* Exercise set *
A. In one to three sentences, explain why the San Diego Ethics Commission fined Midway Rising $5,000, according to the article on the Midway Rising fine.
B. Repeat word for word the part of the article on the Midway Rising fine that runs from "by on February" up to and including "it was due.".

======== Selected passage

Midway Rising Fined $5,000 for Failing to File Lobbying Disclosure Until Nearly Year After Due

by on February 13, 2023 · 2 comments

in Ocean Beach, San Diego

Brad Termini, the CEO of Zephyr, part of Midway Rising. Termini and spouse were the largest donors to Gloria’s mayoral campaign.

The Voice of San Diego reporter Andrew Keats broke a story at the end of last week that Midway Rising, the Sports Arena redeveloper, was fined $5,000 by the San Diego Ethics Commission for failing to submit a disclosure form that informed the public of its political investments until nearly a year after it was due.

Of course, it didn’t really matter as the San Diego City Council chose the partnership Midway Rising – pushed by Mayor Gloria – as the winning developer without the benefit of any disclosures. And Keats notes, “That made it impossible for the public to consider that political spending ahead of the city’s selection.”

In September 2022, the San Diego City Council chose the partnership Midway Rising, led by Zephyr development, to redevelop the Sports Arena.

At the end of his article, Keats reminds us:

In the days leading up to the City Council’s decision, Midway Rising and Mayor Todd Gloria’s office were fending off scrutiny over a different public disclosure: donations from Brad Termini, the CEO of Zephyr, to a political action committee that supported Gloria’s mayoral election. Termini and his wife donated $100,000 to a committee, sponsored by the labor union Laborers International Union of North America Local 89 in late 2019, ahead of the March 2020 mayoral primary.

================
======== Information given

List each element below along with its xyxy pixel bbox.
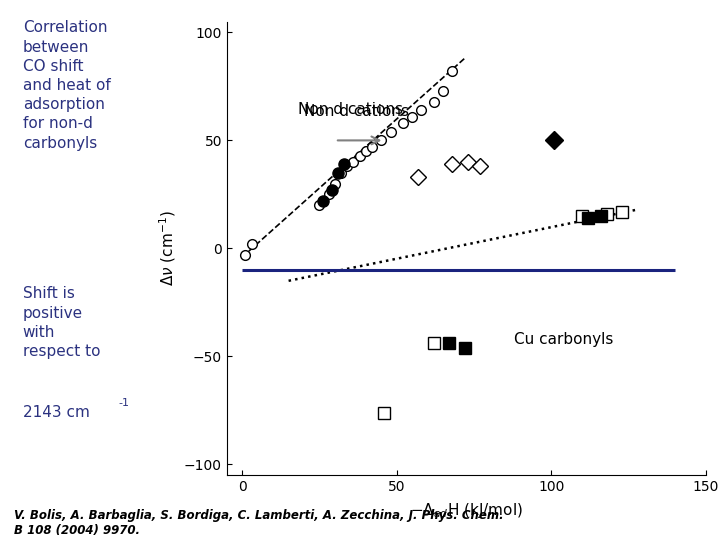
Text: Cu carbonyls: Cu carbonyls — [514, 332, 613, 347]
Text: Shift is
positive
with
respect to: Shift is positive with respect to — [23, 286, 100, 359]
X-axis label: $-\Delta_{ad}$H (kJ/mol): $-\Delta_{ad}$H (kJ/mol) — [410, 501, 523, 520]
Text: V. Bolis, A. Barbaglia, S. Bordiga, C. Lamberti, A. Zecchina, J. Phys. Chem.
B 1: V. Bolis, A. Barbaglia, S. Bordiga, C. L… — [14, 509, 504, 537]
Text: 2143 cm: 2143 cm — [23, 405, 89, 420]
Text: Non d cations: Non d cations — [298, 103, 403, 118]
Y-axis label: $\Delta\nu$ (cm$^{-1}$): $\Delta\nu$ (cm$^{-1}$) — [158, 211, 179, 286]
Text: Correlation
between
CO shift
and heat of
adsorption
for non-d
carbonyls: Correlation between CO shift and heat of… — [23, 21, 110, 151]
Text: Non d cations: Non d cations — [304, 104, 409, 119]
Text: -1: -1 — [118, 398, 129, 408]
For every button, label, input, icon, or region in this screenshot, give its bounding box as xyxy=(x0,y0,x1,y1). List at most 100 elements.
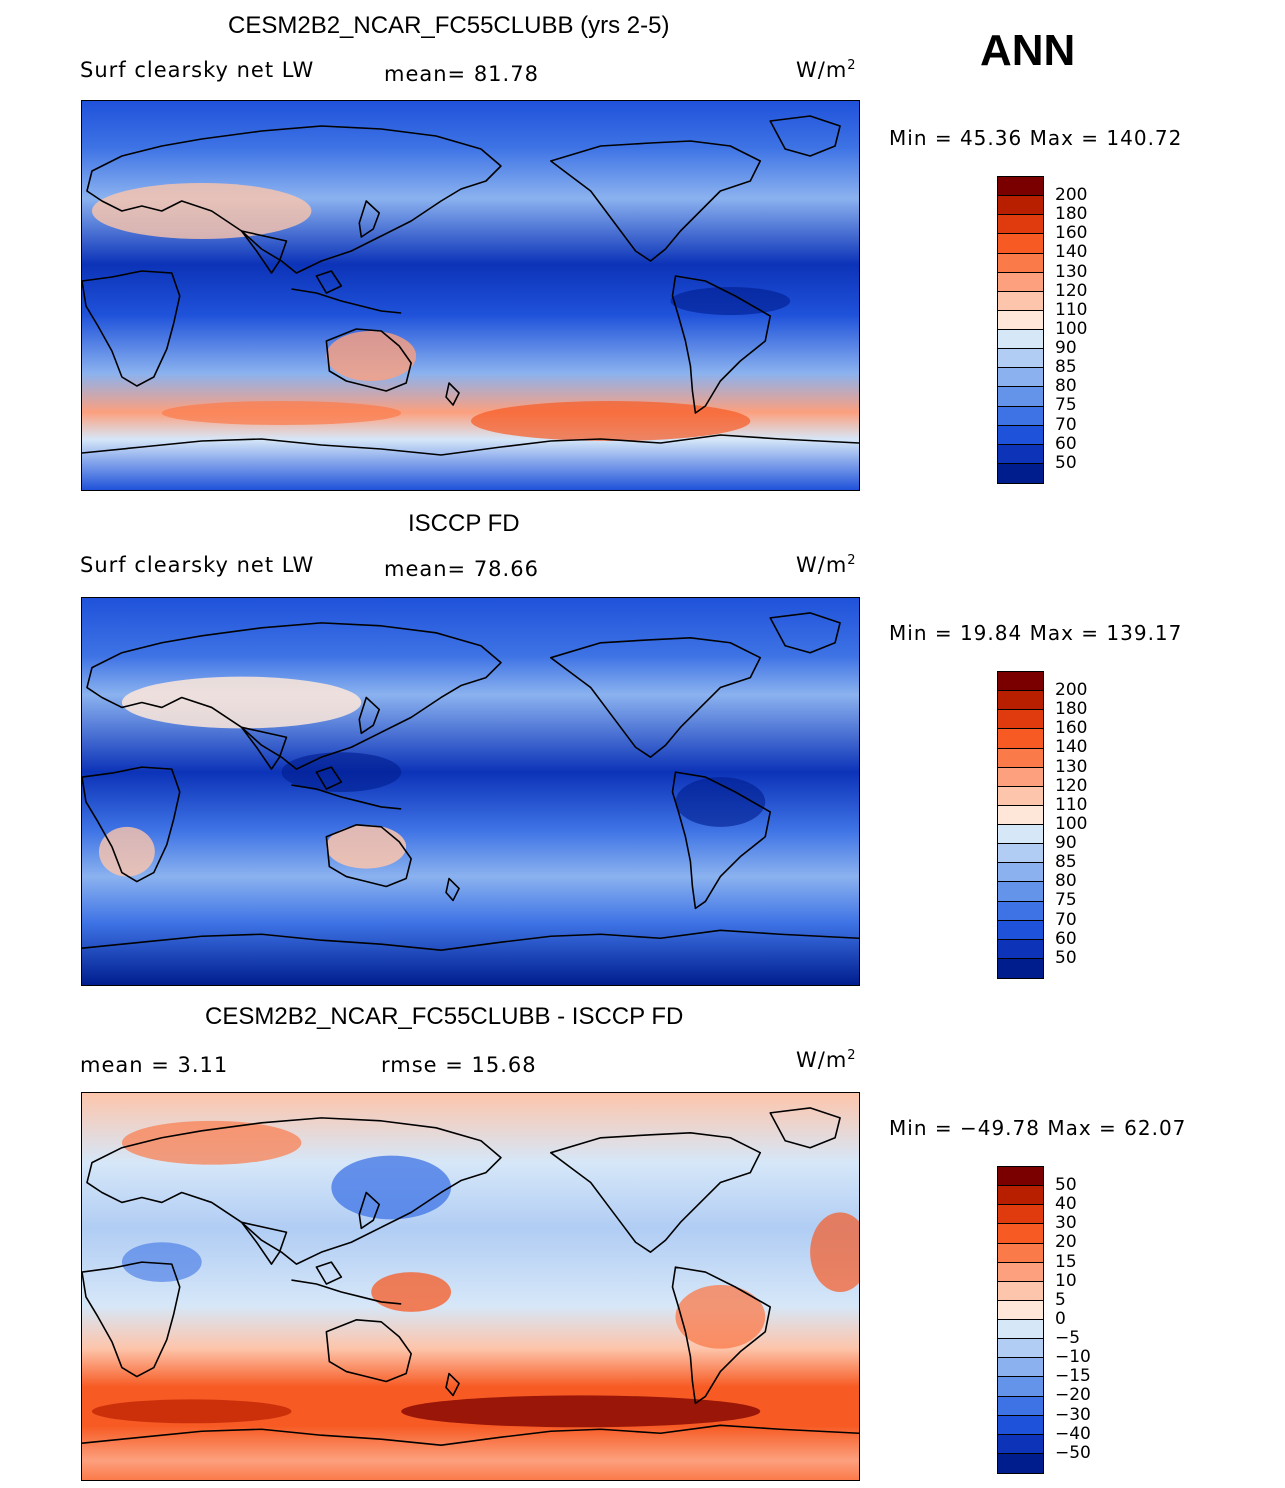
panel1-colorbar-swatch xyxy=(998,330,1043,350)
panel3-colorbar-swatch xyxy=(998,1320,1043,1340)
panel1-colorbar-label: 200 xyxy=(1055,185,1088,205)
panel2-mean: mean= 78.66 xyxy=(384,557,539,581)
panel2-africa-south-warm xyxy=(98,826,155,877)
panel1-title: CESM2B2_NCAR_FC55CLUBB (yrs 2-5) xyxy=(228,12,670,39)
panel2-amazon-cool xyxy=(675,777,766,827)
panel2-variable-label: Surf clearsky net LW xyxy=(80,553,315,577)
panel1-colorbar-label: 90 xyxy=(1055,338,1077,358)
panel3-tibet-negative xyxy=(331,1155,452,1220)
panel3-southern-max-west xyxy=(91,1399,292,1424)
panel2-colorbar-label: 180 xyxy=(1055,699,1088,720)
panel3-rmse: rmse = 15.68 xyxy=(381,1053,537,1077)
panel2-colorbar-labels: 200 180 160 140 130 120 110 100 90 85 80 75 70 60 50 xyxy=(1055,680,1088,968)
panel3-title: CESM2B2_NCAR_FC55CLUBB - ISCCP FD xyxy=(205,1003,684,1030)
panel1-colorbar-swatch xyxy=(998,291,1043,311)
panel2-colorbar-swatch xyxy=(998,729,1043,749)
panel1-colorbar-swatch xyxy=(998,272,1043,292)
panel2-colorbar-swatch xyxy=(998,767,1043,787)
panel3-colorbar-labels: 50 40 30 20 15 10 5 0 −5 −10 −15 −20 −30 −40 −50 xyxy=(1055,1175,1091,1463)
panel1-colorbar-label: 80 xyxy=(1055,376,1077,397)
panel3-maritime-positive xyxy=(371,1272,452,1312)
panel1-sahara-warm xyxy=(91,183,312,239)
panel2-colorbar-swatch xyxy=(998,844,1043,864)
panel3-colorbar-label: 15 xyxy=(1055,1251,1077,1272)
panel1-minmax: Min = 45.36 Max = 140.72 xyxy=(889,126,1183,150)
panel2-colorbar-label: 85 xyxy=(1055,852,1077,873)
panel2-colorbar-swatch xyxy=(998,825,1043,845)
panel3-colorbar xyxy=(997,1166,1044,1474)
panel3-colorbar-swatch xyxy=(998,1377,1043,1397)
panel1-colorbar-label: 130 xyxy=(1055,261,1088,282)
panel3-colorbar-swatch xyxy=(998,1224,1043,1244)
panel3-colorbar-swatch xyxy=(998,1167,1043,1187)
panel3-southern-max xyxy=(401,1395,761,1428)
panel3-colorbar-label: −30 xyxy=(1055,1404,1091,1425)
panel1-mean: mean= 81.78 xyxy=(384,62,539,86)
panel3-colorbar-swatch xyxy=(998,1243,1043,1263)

================

* Results *
A. The commission fined Midway Rising because it didn't submit a disclosure form telling the public about its political investments until nearly a year after the form was due.

B.
by on February 13, 2023 · 2 comments

in Ocean Beach, San Diego

Brad Termini, the CEO of Zephyr, part of Midway Rising. Termini and spouse were the largest donors to Gloria’s mayoral campaign.

The Voice of San Diego reporter Andrew Keats broke a story at the end of last week that Midway Rising, the Sports Arena redeveloper, was fined $5,000 by the San Diego Ethics Commission for failing to submit a disclosure form that informed the public of its political investments until nearly a year after it was due.